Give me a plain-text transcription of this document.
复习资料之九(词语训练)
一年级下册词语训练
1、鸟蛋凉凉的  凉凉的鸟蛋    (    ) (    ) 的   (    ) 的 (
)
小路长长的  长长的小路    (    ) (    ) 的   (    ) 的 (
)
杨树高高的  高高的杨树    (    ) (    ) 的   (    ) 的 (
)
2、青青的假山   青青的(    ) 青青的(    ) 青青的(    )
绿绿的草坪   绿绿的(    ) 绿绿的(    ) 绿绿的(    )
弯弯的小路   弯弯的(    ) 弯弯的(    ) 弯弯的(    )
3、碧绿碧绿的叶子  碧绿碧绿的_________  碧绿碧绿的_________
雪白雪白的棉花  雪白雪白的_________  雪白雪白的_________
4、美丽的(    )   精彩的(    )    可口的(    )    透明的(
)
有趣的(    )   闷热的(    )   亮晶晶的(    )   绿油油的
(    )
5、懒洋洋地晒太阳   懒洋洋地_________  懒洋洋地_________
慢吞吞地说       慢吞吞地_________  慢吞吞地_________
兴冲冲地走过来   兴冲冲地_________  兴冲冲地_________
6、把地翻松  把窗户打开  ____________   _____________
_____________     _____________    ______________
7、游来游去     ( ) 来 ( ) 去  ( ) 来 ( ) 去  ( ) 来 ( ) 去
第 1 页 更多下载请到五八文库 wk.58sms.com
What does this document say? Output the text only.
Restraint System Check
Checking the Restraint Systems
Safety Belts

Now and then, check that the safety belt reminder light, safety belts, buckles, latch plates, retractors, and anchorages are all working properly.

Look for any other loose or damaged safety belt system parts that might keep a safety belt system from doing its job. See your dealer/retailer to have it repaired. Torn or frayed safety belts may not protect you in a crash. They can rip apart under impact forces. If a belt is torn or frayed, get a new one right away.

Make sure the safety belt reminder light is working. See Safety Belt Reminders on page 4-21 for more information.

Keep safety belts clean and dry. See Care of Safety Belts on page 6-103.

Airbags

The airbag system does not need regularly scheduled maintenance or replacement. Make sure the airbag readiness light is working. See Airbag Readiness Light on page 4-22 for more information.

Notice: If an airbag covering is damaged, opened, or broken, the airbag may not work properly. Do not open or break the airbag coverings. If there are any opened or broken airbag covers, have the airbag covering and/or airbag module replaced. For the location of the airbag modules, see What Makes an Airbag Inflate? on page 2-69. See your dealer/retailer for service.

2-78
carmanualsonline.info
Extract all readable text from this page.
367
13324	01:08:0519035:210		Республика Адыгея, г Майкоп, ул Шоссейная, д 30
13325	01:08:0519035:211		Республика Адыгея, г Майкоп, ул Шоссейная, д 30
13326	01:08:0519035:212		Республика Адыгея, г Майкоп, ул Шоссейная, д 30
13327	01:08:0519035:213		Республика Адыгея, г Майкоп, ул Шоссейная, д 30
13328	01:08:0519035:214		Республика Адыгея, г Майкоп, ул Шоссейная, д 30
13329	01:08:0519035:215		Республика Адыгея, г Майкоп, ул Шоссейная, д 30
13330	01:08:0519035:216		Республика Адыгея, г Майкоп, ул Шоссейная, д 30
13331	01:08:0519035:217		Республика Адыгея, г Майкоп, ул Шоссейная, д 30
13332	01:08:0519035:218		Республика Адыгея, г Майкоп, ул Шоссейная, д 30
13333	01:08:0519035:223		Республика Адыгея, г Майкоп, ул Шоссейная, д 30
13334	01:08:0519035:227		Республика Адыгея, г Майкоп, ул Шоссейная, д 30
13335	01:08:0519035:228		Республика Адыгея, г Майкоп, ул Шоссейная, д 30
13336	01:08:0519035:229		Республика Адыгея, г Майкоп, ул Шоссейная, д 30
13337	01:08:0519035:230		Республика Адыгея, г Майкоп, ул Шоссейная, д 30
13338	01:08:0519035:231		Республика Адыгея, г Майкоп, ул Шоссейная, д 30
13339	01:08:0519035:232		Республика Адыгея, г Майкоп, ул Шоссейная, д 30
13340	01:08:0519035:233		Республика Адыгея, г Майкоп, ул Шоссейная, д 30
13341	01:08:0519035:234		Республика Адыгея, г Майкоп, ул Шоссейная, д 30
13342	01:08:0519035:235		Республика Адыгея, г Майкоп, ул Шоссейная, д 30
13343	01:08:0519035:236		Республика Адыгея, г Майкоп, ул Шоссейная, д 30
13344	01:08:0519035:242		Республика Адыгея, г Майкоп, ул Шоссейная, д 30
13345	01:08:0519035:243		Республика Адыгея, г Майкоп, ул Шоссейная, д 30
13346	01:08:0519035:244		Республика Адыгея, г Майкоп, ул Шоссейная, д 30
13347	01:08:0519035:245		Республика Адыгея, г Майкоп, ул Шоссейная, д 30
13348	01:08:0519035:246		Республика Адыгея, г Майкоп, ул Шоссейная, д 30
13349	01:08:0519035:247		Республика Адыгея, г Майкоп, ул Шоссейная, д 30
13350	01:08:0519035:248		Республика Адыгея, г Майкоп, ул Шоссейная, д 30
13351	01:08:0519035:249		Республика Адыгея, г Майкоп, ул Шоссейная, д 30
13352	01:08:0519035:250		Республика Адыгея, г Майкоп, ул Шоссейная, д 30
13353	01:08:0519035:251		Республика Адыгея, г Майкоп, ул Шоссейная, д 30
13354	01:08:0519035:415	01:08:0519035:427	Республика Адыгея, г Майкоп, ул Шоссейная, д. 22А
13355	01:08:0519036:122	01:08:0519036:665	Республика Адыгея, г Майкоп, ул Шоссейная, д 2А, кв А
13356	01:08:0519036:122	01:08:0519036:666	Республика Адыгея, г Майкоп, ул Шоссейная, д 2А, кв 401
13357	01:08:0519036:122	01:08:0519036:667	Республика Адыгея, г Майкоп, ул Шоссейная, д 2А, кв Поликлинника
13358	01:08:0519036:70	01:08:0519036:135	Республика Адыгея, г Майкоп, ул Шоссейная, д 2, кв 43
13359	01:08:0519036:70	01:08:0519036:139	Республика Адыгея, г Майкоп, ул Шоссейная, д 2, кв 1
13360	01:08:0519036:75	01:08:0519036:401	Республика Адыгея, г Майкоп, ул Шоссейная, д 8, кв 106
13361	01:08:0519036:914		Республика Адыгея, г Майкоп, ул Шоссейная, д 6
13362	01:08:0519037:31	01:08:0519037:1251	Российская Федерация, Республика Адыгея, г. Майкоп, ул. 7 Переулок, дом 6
::::::::::
**GOAL OF THE EXERCISE:**
Each entry above is to be printed again exactly.

**FULL OUTPUT:**
Give me a plain-text transcription of this document.
复习资料之九(词语训练)
一年级下册词语训练
1、鸟蛋凉凉的  凉凉的鸟蛋    (    ) (    ) 的   (    ) 的 (
)
小路长长的  长长的小路    (    ) (    ) 的   (    ) 的 (
)
杨树高高的  高高的杨树    (    ) (    ) 的   (    ) 的 (
)
2、青青的假山   青青的(    ) 青青的(    ) 青青的(    )
绿绿的草坪   绿绿的(    ) 绿绿的(    ) 绿绿的(    )
弯弯的小路   弯弯的(    ) 弯弯的(    ) 弯弯的(    )
3、碧绿碧绿的叶子  碧绿碧绿的_________  碧绿碧绿的_________
雪白雪白的棉花  雪白雪白的_________  雪白雪白的_________
4、美丽的(    )   精彩的(    )    可口的(    )    透明的(
)
有趣的(    )   闷热的(    )   亮晶晶的(    )   绿油油的
(    )
5、懒洋洋地晒太阳   懒洋洋地_________  懒洋洋地_________
慢吞吞地说       慢吞吞地_________  慢吞吞地_________
兴冲冲地走过来   兴冲冲地_________  兴冲冲地_________
6、把地翻松  把窗户打开  ____________   _____________
_____________     _____________    ______________
7、游来游去     ( ) 来 ( ) 去  ( ) 来 ( ) 去  ( ) 来 ( ) 去
第 1 页 更多下载请到五八文库 wk.58sms.com
What does this document say? Output the text only.
Restraint System Check
Checking the Restraint Systems
Safety Belts

Now and then, check that the safety belt reminder light, safety belts, buckles, latch plates, retractors, and anchorages are all working properly.

Look for any other loose or damaged safety belt system parts that might keep a safety belt system from doing its job. See your dealer/retailer to have it repaired. Torn or frayed safety belts may not protect you in a crash. They can rip apart under impact forces. If a belt is torn or frayed, get a new one right away.

Make sure the safety belt reminder light is working. See Safety Belt Reminders on page 4-21 for more information.

Keep safety belts clean and dry. See Care of Safety Belts on page 6-103.

Airbags

The airbag system does not need regularly scheduled maintenance or replacement. Make sure the airbag readiness light is working. See Airbag Readiness Light on page 4-22 for more information.

Notice: If an airbag covering is damaged, opened, or broken, the airbag may not work properly. Do not open or break the airbag coverings. If there are any opened or broken airbag covers, have the airbag covering and/or airbag module replaced. For the location of the airbag modules, see What Makes an Airbag Inflate? on page 2-69. See your dealer/retailer for service.

2-78
carmanualsonline.info
Extract all readable text from this page.
367
13324	01:08:0519035:210		Республика Адыгея, г Майкоп, ул Шоссейная, д 30
13325	01:08:0519035:211		Республика Адыгея, г Майкоп, ул Шоссейная, д 30
13326	01:08:0519035:212		Республика Адыгея, г Майкоп, ул Шоссейная, д 30
13327	01:08:0519035:213		Республика Адыгея, г Майкоп, ул Шоссейная, д 30
13328	01:08:0519035:214		Республика Адыгея, г Майкоп, ул Шоссейная, д 30
13329	01:08:0519035:215		Республика Адыгея, г Майкоп, ул Шоссейная, д 30
13330	01:08:0519035:216		Республика Адыгея, г Майкоп, ул Шоссейная, д 30
13331	01:08:0519035:217		Республика Адыгея, г Майкоп, ул Шоссейная, д 30
13332	01:08:0519035:218		Республика Адыгея, г Майкоп, ул Шоссейная, д 30
13333	01:08:0519035:223		Республика Адыгея, г Майкоп, ул Шоссейная, д 30
13334	01:08:0519035:227		Республика Адыгея, г Майкоп, ул Шоссейная, д 30
13335	01:08:0519035:228		Республика Адыгея, г Майкоп, ул Шоссейная, д 30
13336	01:08:0519035:229		Республика Адыгея, г Майкоп, ул Шоссейная, д 30
13337	01:08:0519035:230		Республика Адыгея, г Майкоп, ул Шоссейная, д 30
13338	01:08:0519035:231		Республика Адыгея, г Майкоп, ул Шоссейная, д 30
13339	01:08:0519035:232		Республика Адыгея, г Майкоп, ул Шоссейная, д 30
13340	01:08:0519035:233		Республика Адыгея, г Майкоп, ул Шоссейная, д 30
13341	01:08:0519035:234		Республика Адыгея, г Майкоп, ул Шоссейная, д 30
13342	01:08:0519035:235		Республика Адыгея, г Майкоп, ул Шоссейная, д 30
13343	01:08:0519035:236		Республика Адыгея, г Майкоп, ул Шоссейная, д 30
13344	01:08:0519035:242		Республика Адыгея, г Майкоп, ул Шоссейная, д 30
13345	01:08:0519035:243		Республика Адыгея, г Майкоп, ул Шоссейная, д 30
13346	01:08:0519035:244		Республика Адыгея, г Майкоп, ул Шоссейная, д 30
13347	01:08:0519035:245		Республика Адыгея, г Майкоп, ул Шоссейная, д 30
13348	01:08:0519035:246		Республика Адыгея, г Майкоп, ул Шоссейная, д 30
13349	01:08:0519035:247		Республика Адыгея, г Майкоп, ул Шоссейная, д 30
13350	01:08:0519035:248		Республика Адыгея, г Майкоп, ул Шоссейная, д 30
13351	01:08:0519035:249		Республика Адыгея, г Майкоп, ул Шоссейная, д 30
13352	01:08:0519035:250		Республика Адыгея, г Майкоп, ул Шоссейная, д 30
13353	01:08:0519035:251		Республика Адыгея, г Майкоп, ул Шоссейная, д 30
13354	01:08:0519035:415	01:08:0519035:427	Республика Адыгея, г Майкоп, ул Шоссейная, д. 22А
13355	01:08:0519036:122	01:08:0519036:665	Республика Адыгея, г Майкоп, ул Шоссейная, д 2А, кв А
13356	01:08:0519036:122	01:08:0519036:666	Республика Адыгея, г Майкоп, ул Шоссейная, д 2А, кв 401
13357	01:08:0519036:122	01:08:0519036:667	Республика Адыгея, г Майкоп, ул Шоссейная, д 2А, кв Поликлинника
13358	01:08:0519036:70	01:08:0519036:135	Республика Адыгея, г Майкоп, ул Шоссейная, д 2, кв 43
13359	01:08:0519036:70	01:08:0519036:139	Республика Адыгея, г Майкоп, ул Шоссейная, д 2, кв 1
13360	01:08:0519036:75	01:08:0519036:401	Республика Адыгея, г Майкоп, ул Шоссейная, д 8, кв 106
13361	01:08:0519036:914		Республика Адыгея, г Майкоп, ул Шоссейная, д 6
13362	01:08:0519037:31	01:08:0519037:1251	Российская Федерация, Республика Адыгея, г. Майкоп, ул. 7 Переулок, дом 6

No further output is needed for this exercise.